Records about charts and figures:
(begin)

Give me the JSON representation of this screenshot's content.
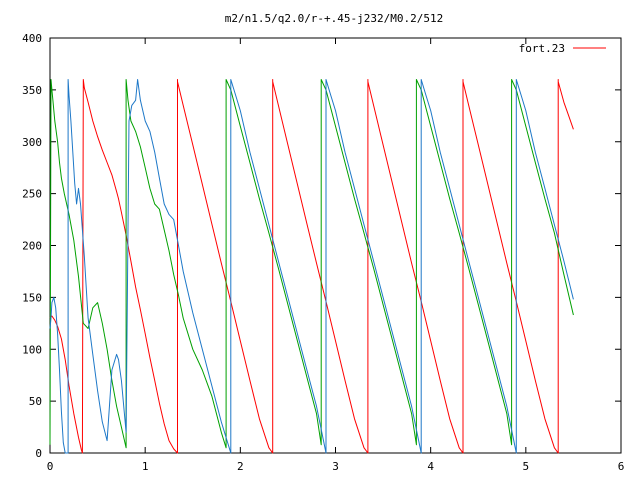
{
  "chart_data": {
    "type": "line",
    "title": "m2/n1.5/q2.0/r-+.45-j232/M0.2/512",
    "xlabel": "",
    "ylabel": "",
    "xlim": [
      0,
      6
    ],
    "ylim": [
      0,
      400
    ],
    "xticks": [
      0,
      1,
      2,
      3,
      4,
      5,
      6
    ],
    "yticks": [
      0,
      50,
      100,
      150,
      200,
      250,
      300,
      350,
      400
    ],
    "xtick_labels": [
      "0",
      "1",
      "2",
      "3",
      "4",
      "5",
      "6"
    ],
    "ytick_labels": [
      "0",
      "50",
      "100",
      "150",
      "200",
      "250",
      "300",
      "350",
      "400"
    ],
    "grid": false,
    "legend": {
      "position": "top-right",
      "entries": [
        "fort.23"
      ]
    },
    "series": [
      {
        "name": "fort.23",
        "color": "#ff0000",
        "x": [
          0.0,
          0.02,
          0.05,
          0.08,
          0.12,
          0.16,
          0.2,
          0.25,
          0.3,
          0.33,
          0.34,
          0.35,
          0.36,
          0.4,
          0.45,
          0.5,
          0.55,
          0.6,
          0.65,
          0.7,
          0.72,
          0.75,
          0.8,
          0.85,
          0.9,
          0.95,
          1.0,
          1.05,
          1.1,
          1.15,
          1.2,
          1.25,
          1.3,
          1.34,
          1.34,
          1.34,
          1.4,
          1.5,
          1.6,
          1.7,
          1.8,
          1.9,
          2.0,
          2.1,
          2.2,
          2.3,
          2.34,
          2.34,
          2.34,
          2.4,
          2.5,
          2.6,
          2.7,
          2.8,
          2.9,
          3.0,
          3.1,
          3.2,
          3.3,
          3.34,
          3.34,
          3.34,
          3.4,
          3.5,
          3.6,
          3.7,
          3.8,
          3.9,
          4.0,
          4.1,
          4.2,
          4.3,
          4.34,
          4.34,
          4.34,
          4.4,
          4.5,
          4.6,
          4.7,
          4.8,
          4.9,
          5.0,
          5.1,
          5.2,
          5.3,
          5.34,
          5.34,
          5.34,
          5.4,
          5.45,
          5.5
        ],
        "y": [
          130,
          132,
          128,
          122,
          110,
          90,
          65,
          38,
          15,
          3,
          0,
          360,
          352,
          338,
          320,
          305,
          292,
          280,
          268,
          252,
          245,
          232,
          210,
          185,
          160,
          138,
          115,
          92,
          70,
          48,
          28,
          12,
          4,
          0,
          360,
          358,
          335,
          297,
          259,
          221,
          183,
          146,
          108,
          70,
          33,
          5,
          0,
          360,
          358,
          335,
          297,
          259,
          221,
          183,
          146,
          108,
          70,
          33,
          5,
          0,
          360,
          358,
          335,
          297,
          259,
          221,
          183,
          146,
          108,
          70,
          33,
          5,
          0,
          360,
          358,
          335,
          297,
          259,
          221,
          183,
          146,
          108,
          70,
          33,
          5,
          0,
          360,
          358,
          338,
          325,
          312
        ]
      },
      {
        "name": "",
        "color": "#00a000",
        "x": [
          0.0,
          0.01,
          0.02,
          0.03,
          0.05,
          0.08,
          0.1,
          0.12,
          0.15,
          0.2,
          0.25,
          0.3,
          0.35,
          0.4,
          0.45,
          0.5,
          0.55,
          0.6,
          0.65,
          0.7,
          0.75,
          0.8,
          0.8,
          0.82,
          0.85,
          0.9,
          0.95,
          1.0,
          1.05,
          1.1,
          1.15,
          1.2,
          1.25,
          1.3,
          1.35,
          1.4,
          1.5,
          1.6,
          1.7,
          1.8,
          1.85,
          1.85,
          1.9,
          2.0,
          2.1,
          2.2,
          2.3,
          2.4,
          2.5,
          2.6,
          2.7,
          2.8,
          2.85,
          2.85,
          2.9,
          3.0,
          3.1,
          3.2,
          3.3,
          3.4,
          3.5,
          3.6,
          3.7,
          3.8,
          3.85,
          3.85,
          3.9,
          4.0,
          4.1,
          4.2,
          4.3,
          4.4,
          4.5,
          4.6,
          4.7,
          4.8,
          4.85,
          4.85,
          4.9,
          5.0,
          5.1,
          5.2,
          5.3,
          5.4,
          5.5
        ],
        "y": [
          8,
          360,
          350,
          340,
          320,
          300,
          280,
          265,
          250,
          230,
          205,
          170,
          125,
          120,
          140,
          145,
          125,
          100,
          70,
          45,
          25,
          5,
          360,
          340,
          320,
          310,
          295,
          275,
          255,
          240,
          235,
          215,
          195,
          172,
          152,
          130,
          100,
          80,
          55,
          20,
          5,
          360,
          350,
          315,
          280,
          245,
          212,
          178,
          143,
          108,
          73,
          38,
          8,
          360,
          350,
          315,
          280,
          245,
          212,
          178,
          143,
          108,
          73,
          38,
          8,
          360,
          350,
          315,
          280,
          245,
          212,
          178,
          143,
          108,
          73,
          38,
          8,
          360,
          350,
          315,
          280,
          245,
          212,
          172,
          133
        ]
      },
      {
        "name": "",
        "color": "#1e78c8",
        "x": [
          0.0,
          0.01,
          0.02,
          0.04,
          0.06,
          0.08,
          0.1,
          0.12,
          0.14,
          0.16,
          0.18,
          0.19,
          0.19,
          0.2,
          0.22,
          0.24,
          0.26,
          0.28,
          0.3,
          0.32,
          0.34,
          0.36,
          0.38,
          0.4,
          0.45,
          0.5,
          0.55,
          0.6,
          0.65,
          0.7,
          0.72,
          0.75,
          0.78,
          0.8,
          0.83,
          0.86,
          0.9,
          0.92,
          0.92,
          0.95,
          1.0,
          1.05,
          1.1,
          1.15,
          1.2,
          1.25,
          1.3,
          1.35,
          1.4,
          1.5,
          1.6,
          1.7,
          1.8,
          1.9,
          1.9,
          1.95,
          2.0,
          2.1,
          2.2,
          2.3,
          2.4,
          2.5,
          2.6,
          2.7,
          2.8,
          2.9,
          2.9,
          2.95,
          3.0,
          3.1,
          3.2,
          3.3,
          3.4,
          3.5,
          3.6,
          3.7,
          3.8,
          3.9,
          3.9,
          3.95,
          4.0,
          4.1,
          4.2,
          4.3,
          4.4,
          4.5,
          4.6,
          4.7,
          4.8,
          4.9,
          4.9,
          4.95,
          5.0,
          5.1,
          5.2,
          5.3,
          5.4,
          5.5
        ],
        "y": [
          120,
          130,
          145,
          150,
          140,
          115,
          80,
          40,
          10,
          0,
          0,
          0,
          360,
          345,
          320,
          290,
          260,
          240,
          255,
          240,
          215,
          190,
          160,
          130,
          95,
          60,
          30,
          12,
          80,
          95,
          90,
          70,
          40,
          20,
          320,
          335,
          340,
          360,
          360,
          340,
          320,
          310,
          290,
          265,
          240,
          230,
          225,
          200,
          175,
          135,
          100,
          65,
          30,
          0,
          360,
          345,
          330,
          290,
          255,
          220,
          185,
          150,
          115,
          80,
          45,
          0,
          360,
          345,
          330,
          290,
          255,
          220,
          185,
          150,
          115,
          80,
          45,
          0,
          360,
          345,
          330,
          290,
          255,
          220,
          185,
          150,
          115,
          80,
          45,
          0,
          360,
          345,
          330,
          290,
          255,
          220,
          185,
          148
        ]
      }
    ]
  }
}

(end)

Copy all the data exactly as written, but skip any picture.

Give me the JSON representation of this screenshot's content.
{
  "chart_data": {
    "type": "line",
    "title": "m2/n1.5/q2.0/r-+.45-j232/M0.2/512",
    "xlabel": "",
    "ylabel": "",
    "xlim": [
      0,
      6
    ],
    "ylim": [
      0,
      400
    ],
    "xticks": [
      0,
      1,
      2,
      3,
      4,
      5,
      6
    ],
    "yticks": [
      0,
      50,
      100,
      150,
      200,
      250,
      300,
      350,
      400
    ],
    "xtick_labels": [
      "0",
      "1",
      "2",
      "3",
      "4",
      "5",
      "6"
    ],
    "ytick_labels": [
      "0",
      "50",
      "100",
      "150",
      "200",
      "250",
      "300",
      "350",
      "400"
    ],
    "grid": false,
    "legend": {
      "position": "top-right",
      "entries": [
        "fort.23"
      ]
    },
    "series": [
      {
        "name": "fort.23",
        "color": "#ff0000",
        "x": [
          0.0,
          0.02,
          0.05,
          0.08,
          0.12,
          0.16,
          0.2,
          0.25,
          0.3,
          0.33,
          0.34,
          0.35,
          0.36,
          0.4,
          0.45,
          0.5,
          0.55,
          0.6,
          0.65,
          0.7,
          0.72,
          0.75,
          0.8,
          0.85,
          0.9,
          0.95,
          1.0,
          1.05,
          1.1,
          1.15,
          1.2,
          1.25,
          1.3,
          1.34,
          1.34,
          1.34,
          1.4,
          1.5,
          1.6,
          1.7,
          1.8,
          1.9,
          2.0,
          2.1,
          2.2,
          2.3,
          2.34,
          2.34,
          2.34,
          2.4,
          2.5,
          2.6,
          2.7,
          2.8,
          2.9,
          3.0,
          3.1,
          3.2,
          3.3,
          3.34,
          3.34,
          3.34,
          3.4,
          3.5,
          3.6,
          3.7,
          3.8,
          3.9,
          4.0,
          4.1,
          4.2,
          4.3,
          4.34,
          4.34,
          4.34,
          4.4,
          4.5,
          4.6,
          4.7,
          4.8,
          4.9,
          5.0,
          5.1,
          5.2,
          5.3,
          5.34,
          5.34,
          5.34,
          5.4,
          5.45,
          5.5
        ],
        "y": [
          130,
          132,
          128,
          122,
          110,
          90,
          65,
          38,
          15,
          3,
          0,
          360,
          352,
          338,
          320,
          305,
          292,
          280,
          268,
          252,
          245,
          232,
          210,
          185,
          160,
          138,
          115,
          92,
          70,
          48,
          28,
          12,
          4,
          0,
          360,
          358,
          335,
          297,
          259,
          221,
          183,
          146,
          108,
          70,
          33,
          5,
          0,
          360,
          358,
          335,
          297,
          259,
          221,
          183,
          146,
          108,
          70,
          33,
          5,
          0,
          360,
          358,
          335,
          297,
          259,
          221,
          183,
          146,
          108,
          70,
          33,
          5,
          0,
          360,
          358,
          335,
          297,
          259,
          221,
          183,
          146,
          108,
          70,
          33,
          5,
          0,
          360,
          358,
          338,
          325,
          312
        ]
      },
      {
        "name": "",
        "color": "#00a000",
        "x": [
          0.0,
          0.01,
          0.02,
          0.03,
          0.05,
          0.08,
          0.1,
          0.12,
          0.15,
          0.2,
          0.25,
          0.3,
          0.35,
          0.4,
          0.45,
          0.5,
          0.55,
          0.6,
          0.65,
          0.7,
          0.75,
          0.8,
          0.8,
          0.82,
          0.85,
          0.9,
          0.95,
          1.0,
          1.05,
          1.1,
          1.15,
          1.2,
          1.25,
          1.3,
          1.35,
          1.4,
          1.5,
          1.6,
          1.7,
          1.8,
          1.85,
          1.85,
          1.9,
          2.0,
          2.1,
          2.2,
          2.3,
          2.4,
          2.5,
          2.6,
          2.7,
          2.8,
          2.85,
          2.85,
          2.9,
          3.0,
          3.1,
          3.2,
          3.3,
          3.4,
          3.5,
          3.6,
          3.7,
          3.8,
          3.85,
          3.85,
          3.9,
          4.0,
          4.1,
          4.2,
          4.3,
          4.4,
          4.5,
          4.6,
          4.7,
          4.8,
          4.85,
          4.85,
          4.9,
          5.0,
          5.1,
          5.2,
          5.3,
          5.4,
          5.5
        ],
        "y": [
          8,
          360,
          350,
          340,
          320,
          300,
          280,
          265,
          250,
          230,
          205,
          170,
          125,
          120,
          140,
          145,
          125,
          100,
          70,
          45,
          25,
          5,
          360,
          340,
          320,
          310,
          295,
          275,
          255,
          240,
          235,
          215,
          195,
          172,
          152,
          130,
          100,
          80,
          55,
          20,
          5,
          360,
          350,
          315,
          280,
          245,
          212,
          178,
          143,
          108,
          73,
          38,
          8,
          360,
          350,
          315,
          280,
          245,
          212,
          178,
          143,
          108,
          73,
          38,
          8,
          360,
          350,
          315,
          280,
          245,
          212,
          178,
          143,
          108,
          73,
          38,
          8,
          360,
          350,
          315,
          280,
          245,
          212,
          172,
          133
        ]
      },
      {
        "name": "",
        "color": "#1e78c8",
        "x": [
          0.0,
          0.01,
          0.02,
          0.04,
          0.06,
          0.08,
          0.1,
          0.12,
          0.14,
          0.16,
          0.18,
          0.19,
          0.19,
          0.2,
          0.22,
          0.24,
          0.26,
          0.28,
          0.3,
          0.32,
          0.34,
          0.36,
          0.38,
          0.4,
          0.45,
          0.5,
          0.55,
          0.6,
          0.65,
          0.7,
          0.72,
          0.75,
          0.78,
          0.8,
          0.83,
          0.86,
          0.9,
          0.92,
          0.92,
          0.95,
          1.0,
          1.05,
          1.1,
          1.15,
          1.2,
          1.25,
          1.3,
          1.35,
          1.4,
          1.5,
          1.6,
          1.7,
          1.8,
          1.9,
          1.9,
          1.95,
          2.0,
          2.1,
          2.2,
          2.3,
          2.4,
          2.5,
          2.6,
          2.7,
          2.8,
          2.9,
          2.9,
          2.95,
          3.0,
          3.1,
          3.2,
          3.3,
          3.4,
          3.5,
          3.6,
          3.7,
          3.8,
          3.9,
          3.9,
          3.95,
          4.0,
          4.1,
          4.2,
          4.3,
          4.4,
          4.5,
          4.6,
          4.7,
          4.8,
          4.9,
          4.9,
          4.95,
          5.0,
          5.1,
          5.2,
          5.3,
          5.4,
          5.5
        ],
        "y": [
          120,
          130,
          145,
          150,
          140,
          115,
          80,
          40,
          10,
          0,
          0,
          0,
          360,
          345,
          320,
          290,
          260,
          240,
          255,
          240,
          215,
          190,
          160,
          130,
          95,
          60,
          30,
          12,
          80,
          95,
          90,
          70,
          40,
          20,
          320,
          335,
          340,
          360,
          360,
          340,
          320,
          310,
          290,
          265,
          240,
          230,
          225,
          200,
          175,
          135,
          100,
          65,
          30,
          0,
          360,
          345,
          330,
          290,
          255,
          220,
          185,
          150,
          115,
          80,
          45,
          0,
          360,
          345,
          330,
          290,
          255,
          220,
          185,
          150,
          115,
          80,
          45,
          0,
          360,
          345,
          330,
          290,
          255,
          220,
          185,
          150,
          115,
          80,
          45,
          0,
          360,
          345,
          330,
          290,
          255,
          220,
          185,
          148
        ]
      }
    ]
  }
}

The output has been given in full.